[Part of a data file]

****

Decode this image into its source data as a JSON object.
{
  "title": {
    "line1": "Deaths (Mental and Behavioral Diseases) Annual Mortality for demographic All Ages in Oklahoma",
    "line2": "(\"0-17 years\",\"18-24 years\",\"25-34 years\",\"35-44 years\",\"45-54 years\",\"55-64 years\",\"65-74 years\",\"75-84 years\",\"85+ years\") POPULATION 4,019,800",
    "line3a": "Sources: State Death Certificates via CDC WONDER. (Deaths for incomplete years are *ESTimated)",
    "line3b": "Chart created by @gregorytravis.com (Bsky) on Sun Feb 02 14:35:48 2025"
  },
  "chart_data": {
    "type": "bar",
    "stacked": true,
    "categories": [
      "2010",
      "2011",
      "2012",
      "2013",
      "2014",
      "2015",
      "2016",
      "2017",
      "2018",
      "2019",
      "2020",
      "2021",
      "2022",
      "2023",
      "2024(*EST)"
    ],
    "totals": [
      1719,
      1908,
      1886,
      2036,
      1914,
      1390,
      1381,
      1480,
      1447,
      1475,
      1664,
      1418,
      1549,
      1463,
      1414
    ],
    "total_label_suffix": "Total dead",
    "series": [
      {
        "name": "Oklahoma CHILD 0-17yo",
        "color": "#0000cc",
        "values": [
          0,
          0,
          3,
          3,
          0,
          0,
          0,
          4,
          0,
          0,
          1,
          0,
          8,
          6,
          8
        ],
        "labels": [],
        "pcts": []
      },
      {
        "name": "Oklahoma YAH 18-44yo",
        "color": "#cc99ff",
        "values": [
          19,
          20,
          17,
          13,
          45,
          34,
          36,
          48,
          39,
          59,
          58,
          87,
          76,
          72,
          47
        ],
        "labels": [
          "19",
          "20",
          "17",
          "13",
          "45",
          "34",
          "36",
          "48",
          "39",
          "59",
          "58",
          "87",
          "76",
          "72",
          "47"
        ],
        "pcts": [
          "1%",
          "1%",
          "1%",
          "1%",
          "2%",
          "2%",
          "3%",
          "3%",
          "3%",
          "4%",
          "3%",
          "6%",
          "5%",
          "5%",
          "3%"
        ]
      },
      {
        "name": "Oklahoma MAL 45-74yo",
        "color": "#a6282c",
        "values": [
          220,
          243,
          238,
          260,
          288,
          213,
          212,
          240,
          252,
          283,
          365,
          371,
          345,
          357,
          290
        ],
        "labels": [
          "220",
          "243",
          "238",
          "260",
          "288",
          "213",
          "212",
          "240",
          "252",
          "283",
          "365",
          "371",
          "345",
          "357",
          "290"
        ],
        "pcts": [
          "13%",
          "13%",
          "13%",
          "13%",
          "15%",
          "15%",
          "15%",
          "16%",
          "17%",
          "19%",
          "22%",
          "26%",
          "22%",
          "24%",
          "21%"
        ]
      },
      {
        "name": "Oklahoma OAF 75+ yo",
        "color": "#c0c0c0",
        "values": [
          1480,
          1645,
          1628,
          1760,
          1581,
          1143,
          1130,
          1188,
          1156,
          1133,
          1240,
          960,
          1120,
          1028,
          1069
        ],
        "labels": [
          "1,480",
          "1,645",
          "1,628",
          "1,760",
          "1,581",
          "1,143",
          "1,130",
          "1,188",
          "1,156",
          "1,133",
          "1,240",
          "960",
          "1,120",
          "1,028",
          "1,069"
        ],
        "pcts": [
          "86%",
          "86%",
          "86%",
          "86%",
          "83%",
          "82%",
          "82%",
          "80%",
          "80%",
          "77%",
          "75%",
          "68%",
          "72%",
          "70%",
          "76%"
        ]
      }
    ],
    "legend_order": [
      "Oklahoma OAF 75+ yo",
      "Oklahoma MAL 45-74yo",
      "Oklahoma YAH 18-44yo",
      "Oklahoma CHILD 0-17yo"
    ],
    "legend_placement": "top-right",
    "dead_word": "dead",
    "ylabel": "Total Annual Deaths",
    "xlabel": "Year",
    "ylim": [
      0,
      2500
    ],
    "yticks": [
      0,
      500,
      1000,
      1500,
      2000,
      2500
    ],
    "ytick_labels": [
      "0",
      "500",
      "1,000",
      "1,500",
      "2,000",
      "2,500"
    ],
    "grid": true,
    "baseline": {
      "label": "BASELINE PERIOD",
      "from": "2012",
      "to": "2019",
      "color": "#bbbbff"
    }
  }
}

****

> Task prompt
Every line of the records above needs to be given again exactly.

> Finished task
Decode this image into its source data as a JSON object.
{
  "title": {
    "line1": "Deaths (Mental and Behavioral Diseases) Annual Mortality for demographic All Ages in Oklahoma",
    "line2": "(\"0-17 years\",\"18-24 years\",\"25-34 years\",\"35-44 years\",\"45-54 years\",\"55-64 years\",\"65-74 years\",\"75-84 years\",\"85+ years\") POPULATION 4,019,800",
    "line3a": "Sources: State Death Certificates via CDC WONDER. (Deaths for incomplete years are *ESTimated)",
    "line3b": "Chart created by @gregorytravis.com (Bsky) on Sun Feb 02 14:35:48 2025"
  },
  "chart_data": {
    "type": "bar",
    "stacked": true,
    "categories": [
      "2010",
      "2011",
      "2012",
      "2013",
      "2014",
      "2015",
      "2016",
      "2017",
      "2018",
      "2019",
      "2020",
      "2021",
      "2022",
      "2023",
      "2024(*EST)"
    ],
    "totals": [
      1719,
      1908,
      1886,
      2036,
      1914,
      1390,
      1381,
      1480,
      1447,
      1475,
      1664,
      1418,
      1549,
      1463,
      1414
    ],
    "total_label_suffix": "Total dead",
    "series": [
      {
        "name": "Oklahoma CHILD 0-17yo",
        "color": "#0000cc",
        "values": [
          0,
          0,
          3,
          3,
          0,
          0,
          0,
          4,
          0,
          0,
          1,
          0,
          8,
          6,
          8
        ],
        "labels": [],
        "pcts": []
      },
      {
        "name": "Oklahoma YAH 18-44yo",
        "color": "#cc99ff",
        "values": [
          19,
          20,
          17,
          13,
          45,
          34,
          36,
          48,
          39,
          59,
          58,
          87,
          76,
          72,
          47
        ],
        "labels": [
          "19",
          "20",
          "17",
          "13",
          "45",
          "34",
          "36",
          "48",
          "39",
          "59",
          "58",
          "87",
          "76",
          "72",
          "47"
        ],
        "pcts": [
          "1%",
          "1%",
          "1%",
          "1%",
          "2%",
          "2%",
          "3%",
          "3%",
          "3%",
          "4%",
          "3%",
          "6%",
          "5%",
          "5%",
          "3%"
        ]
      },
      {
        "name": "Oklahoma MAL 45-74yo",
        "color": "#a6282c",
        "values": [
          220,
          243,
          238,
          260,
          288,
          213,
          212,
          240,
          252,
          283,
          365,
          371,
          345,
          357,
          290
        ],
        "labels": [
          "220",
          "243",
          "238",
          "260",
          "288",
          "213",
          "212",
          "240",
          "252",
          "283",
          "365",
          "371",
          "345",
          "357",
          "290"
        ],
        "pcts": [
          "13%",
          "13%",
          "13%",
          "13%",
          "15%",
          "15%",
          "15%",
          "16%",
          "17%",
          "19%",
          "22%",
          "26%",
          "22%",
          "24%",
          "21%"
        ]
      },
      {
        "name": "Oklahoma OAF 75+ yo",
        "color": "#c0c0c0",
        "values": [
          1480,
          1645,
          1628,
          1760,
          1581,
          1143,
          1130,
          1188,
          1156,
          1133,
          1240,
          960,
          1120,
          1028,
          1069
        ],
        "labels": [
          "1,480",
          "1,645",
          "1,628",
          "1,760",
          "1,581",
          "1,143",
          "1,130",
          "1,188",
          "1,156",
          "1,133",
          "1,240",
          "960",
          "1,120",
          "1,028",
          "1,069"
        ],
        "pcts": [
          "86%",
          "86%",
          "86%",
          "86%",
          "83%",
          "82%",
          "82%",
          "80%",
          "80%",
          "77%",
          "75%",
          "68%",
          "72%",
          "70%",
          "76%"
        ]
      }
    ],
    "legend_order": [
      "Oklahoma OAF 75+ yo",
      "Oklahoma MAL 45-74yo",
      "Oklahoma YAH 18-44yo",
      "Oklahoma CHILD 0-17yo"
    ],
    "legend_placement": "top-right",
    "dead_word": "dead",
    "ylabel": "Total Annual Deaths",
    "xlabel": "Year",
    "ylim": [
      0,
      2500
    ],
    "yticks": [
      0,
      500,
      1000,
      1500,
      2000,
      2500
    ],
    "ytick_labels": [
      "0",
      "500",
      "1,000",
      "1,500",
      "2,000",
      "2,500"
    ],
    "grid": true,
    "baseline": {
      "label": "BASELINE PERIOD",
      "from": "2012",
      "to": "2019",
      "color": "#bbbbff"
    }
  }
}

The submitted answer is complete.